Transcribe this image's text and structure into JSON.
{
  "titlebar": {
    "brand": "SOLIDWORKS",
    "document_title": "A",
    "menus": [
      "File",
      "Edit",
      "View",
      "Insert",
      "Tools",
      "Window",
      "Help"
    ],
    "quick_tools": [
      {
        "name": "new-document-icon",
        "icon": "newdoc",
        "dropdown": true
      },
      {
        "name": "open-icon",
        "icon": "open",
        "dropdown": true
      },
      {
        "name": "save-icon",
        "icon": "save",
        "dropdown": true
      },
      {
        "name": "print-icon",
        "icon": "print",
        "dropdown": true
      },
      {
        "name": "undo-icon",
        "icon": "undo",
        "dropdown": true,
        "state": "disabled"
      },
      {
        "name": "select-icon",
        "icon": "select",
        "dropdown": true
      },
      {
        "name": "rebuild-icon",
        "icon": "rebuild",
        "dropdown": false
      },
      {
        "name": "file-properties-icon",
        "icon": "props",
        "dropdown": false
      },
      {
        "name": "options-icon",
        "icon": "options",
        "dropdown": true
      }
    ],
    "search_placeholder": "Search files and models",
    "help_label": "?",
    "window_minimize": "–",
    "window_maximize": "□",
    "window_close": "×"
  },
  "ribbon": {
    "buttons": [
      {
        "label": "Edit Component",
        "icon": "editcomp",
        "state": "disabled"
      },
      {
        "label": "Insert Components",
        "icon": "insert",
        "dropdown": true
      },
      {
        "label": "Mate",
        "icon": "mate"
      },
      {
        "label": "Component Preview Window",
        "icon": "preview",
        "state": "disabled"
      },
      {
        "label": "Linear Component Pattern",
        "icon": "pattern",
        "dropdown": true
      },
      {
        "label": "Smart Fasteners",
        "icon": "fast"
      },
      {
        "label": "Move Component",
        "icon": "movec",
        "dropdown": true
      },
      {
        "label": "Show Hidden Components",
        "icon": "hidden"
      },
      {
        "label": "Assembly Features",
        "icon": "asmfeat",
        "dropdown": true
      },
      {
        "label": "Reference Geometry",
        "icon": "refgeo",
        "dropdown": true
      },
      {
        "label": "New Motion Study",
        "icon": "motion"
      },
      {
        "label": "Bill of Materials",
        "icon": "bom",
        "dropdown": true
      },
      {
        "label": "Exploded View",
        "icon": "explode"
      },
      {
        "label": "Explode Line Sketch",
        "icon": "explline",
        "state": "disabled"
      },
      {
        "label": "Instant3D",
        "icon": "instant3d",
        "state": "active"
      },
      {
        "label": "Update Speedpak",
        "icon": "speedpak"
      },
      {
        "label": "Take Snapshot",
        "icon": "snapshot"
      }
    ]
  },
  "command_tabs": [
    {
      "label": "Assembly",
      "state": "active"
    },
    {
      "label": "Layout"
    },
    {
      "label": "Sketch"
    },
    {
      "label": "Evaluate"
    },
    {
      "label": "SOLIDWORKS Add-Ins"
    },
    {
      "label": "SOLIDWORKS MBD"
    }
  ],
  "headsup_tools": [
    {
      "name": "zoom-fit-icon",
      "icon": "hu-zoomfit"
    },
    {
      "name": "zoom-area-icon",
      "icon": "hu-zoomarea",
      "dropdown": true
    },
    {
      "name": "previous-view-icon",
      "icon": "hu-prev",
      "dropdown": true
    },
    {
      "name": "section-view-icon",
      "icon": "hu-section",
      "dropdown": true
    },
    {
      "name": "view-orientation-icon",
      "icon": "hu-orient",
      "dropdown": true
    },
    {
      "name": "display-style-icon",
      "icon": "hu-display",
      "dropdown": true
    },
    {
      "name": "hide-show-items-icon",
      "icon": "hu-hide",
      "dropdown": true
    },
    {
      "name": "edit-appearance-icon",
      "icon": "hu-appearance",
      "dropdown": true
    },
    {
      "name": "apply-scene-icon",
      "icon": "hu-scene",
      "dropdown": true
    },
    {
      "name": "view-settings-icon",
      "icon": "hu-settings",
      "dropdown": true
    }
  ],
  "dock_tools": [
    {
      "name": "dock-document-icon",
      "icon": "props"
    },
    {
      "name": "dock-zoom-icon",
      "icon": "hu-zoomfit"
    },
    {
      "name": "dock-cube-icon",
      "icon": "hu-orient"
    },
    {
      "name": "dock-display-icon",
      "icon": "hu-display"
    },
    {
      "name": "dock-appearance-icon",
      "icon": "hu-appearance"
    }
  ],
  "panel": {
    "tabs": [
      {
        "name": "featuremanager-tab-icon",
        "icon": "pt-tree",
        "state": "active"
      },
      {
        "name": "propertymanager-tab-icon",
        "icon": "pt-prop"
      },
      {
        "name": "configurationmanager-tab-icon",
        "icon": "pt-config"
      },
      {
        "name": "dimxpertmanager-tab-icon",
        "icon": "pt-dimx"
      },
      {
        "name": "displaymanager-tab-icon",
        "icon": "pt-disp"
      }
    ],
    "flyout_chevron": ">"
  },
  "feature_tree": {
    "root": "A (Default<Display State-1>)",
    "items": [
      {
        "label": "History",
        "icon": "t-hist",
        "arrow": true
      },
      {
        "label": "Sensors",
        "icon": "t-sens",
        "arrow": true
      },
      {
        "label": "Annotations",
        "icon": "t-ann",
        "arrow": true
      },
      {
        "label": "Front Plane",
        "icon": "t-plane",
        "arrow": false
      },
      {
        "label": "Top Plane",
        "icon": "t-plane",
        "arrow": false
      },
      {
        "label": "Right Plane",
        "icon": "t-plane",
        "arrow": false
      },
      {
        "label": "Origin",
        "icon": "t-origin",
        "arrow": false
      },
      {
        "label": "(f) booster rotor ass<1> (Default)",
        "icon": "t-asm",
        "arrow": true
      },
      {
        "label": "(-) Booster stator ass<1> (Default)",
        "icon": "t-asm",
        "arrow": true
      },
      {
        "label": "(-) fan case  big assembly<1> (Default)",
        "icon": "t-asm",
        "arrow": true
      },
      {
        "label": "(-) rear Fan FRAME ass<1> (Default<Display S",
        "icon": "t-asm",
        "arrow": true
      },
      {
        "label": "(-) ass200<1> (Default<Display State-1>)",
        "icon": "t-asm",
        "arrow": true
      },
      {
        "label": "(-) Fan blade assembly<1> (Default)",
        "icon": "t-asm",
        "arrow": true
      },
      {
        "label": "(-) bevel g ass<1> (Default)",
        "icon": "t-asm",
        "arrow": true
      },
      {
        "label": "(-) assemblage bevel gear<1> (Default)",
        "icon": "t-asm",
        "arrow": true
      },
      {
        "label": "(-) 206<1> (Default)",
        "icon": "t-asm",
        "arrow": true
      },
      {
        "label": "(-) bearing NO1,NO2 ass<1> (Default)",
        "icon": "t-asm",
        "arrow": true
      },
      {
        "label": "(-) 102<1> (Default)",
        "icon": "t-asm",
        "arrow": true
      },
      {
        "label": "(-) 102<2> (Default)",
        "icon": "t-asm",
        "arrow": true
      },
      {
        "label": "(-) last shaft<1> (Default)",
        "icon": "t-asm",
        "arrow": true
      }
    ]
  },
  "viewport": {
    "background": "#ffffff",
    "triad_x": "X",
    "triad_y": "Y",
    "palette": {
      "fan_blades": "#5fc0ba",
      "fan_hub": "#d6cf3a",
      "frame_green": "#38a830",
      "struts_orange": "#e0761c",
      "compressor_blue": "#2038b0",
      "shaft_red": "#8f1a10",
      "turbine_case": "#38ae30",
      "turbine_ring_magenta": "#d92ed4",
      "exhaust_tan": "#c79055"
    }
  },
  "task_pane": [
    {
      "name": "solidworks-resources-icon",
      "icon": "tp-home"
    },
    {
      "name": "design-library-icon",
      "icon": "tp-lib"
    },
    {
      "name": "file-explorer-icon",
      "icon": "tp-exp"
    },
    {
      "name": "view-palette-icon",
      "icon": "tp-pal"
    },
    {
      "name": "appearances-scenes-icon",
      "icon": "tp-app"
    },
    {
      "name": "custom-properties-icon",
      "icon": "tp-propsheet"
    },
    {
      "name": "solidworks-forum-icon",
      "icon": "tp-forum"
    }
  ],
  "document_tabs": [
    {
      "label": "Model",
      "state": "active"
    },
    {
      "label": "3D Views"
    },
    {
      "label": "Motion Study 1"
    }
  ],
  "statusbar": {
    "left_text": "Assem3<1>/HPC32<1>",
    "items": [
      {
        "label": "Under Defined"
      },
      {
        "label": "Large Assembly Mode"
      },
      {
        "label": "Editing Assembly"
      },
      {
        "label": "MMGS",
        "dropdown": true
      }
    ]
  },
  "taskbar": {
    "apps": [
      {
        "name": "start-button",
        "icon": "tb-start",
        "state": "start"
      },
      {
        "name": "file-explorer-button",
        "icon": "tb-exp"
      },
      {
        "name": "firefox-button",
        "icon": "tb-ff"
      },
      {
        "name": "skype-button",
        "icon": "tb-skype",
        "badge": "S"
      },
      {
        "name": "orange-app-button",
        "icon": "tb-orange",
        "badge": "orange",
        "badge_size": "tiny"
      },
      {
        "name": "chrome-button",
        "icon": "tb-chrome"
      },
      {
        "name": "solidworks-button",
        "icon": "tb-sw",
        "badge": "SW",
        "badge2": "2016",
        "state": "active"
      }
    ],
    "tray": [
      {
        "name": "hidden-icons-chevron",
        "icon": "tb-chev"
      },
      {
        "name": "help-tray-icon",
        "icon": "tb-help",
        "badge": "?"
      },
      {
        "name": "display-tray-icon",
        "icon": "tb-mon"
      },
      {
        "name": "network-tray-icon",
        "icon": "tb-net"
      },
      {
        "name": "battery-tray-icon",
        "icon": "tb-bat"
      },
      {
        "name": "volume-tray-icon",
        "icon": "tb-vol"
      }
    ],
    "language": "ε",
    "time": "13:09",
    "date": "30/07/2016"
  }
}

**WHAT IS REQUIRED:** Pick out the lines that contain "properties" and copy them.

**ANSWER TO THE EXERCISE:**
        "name": "file-properties-icon",
      "name": "custom-properties-icon",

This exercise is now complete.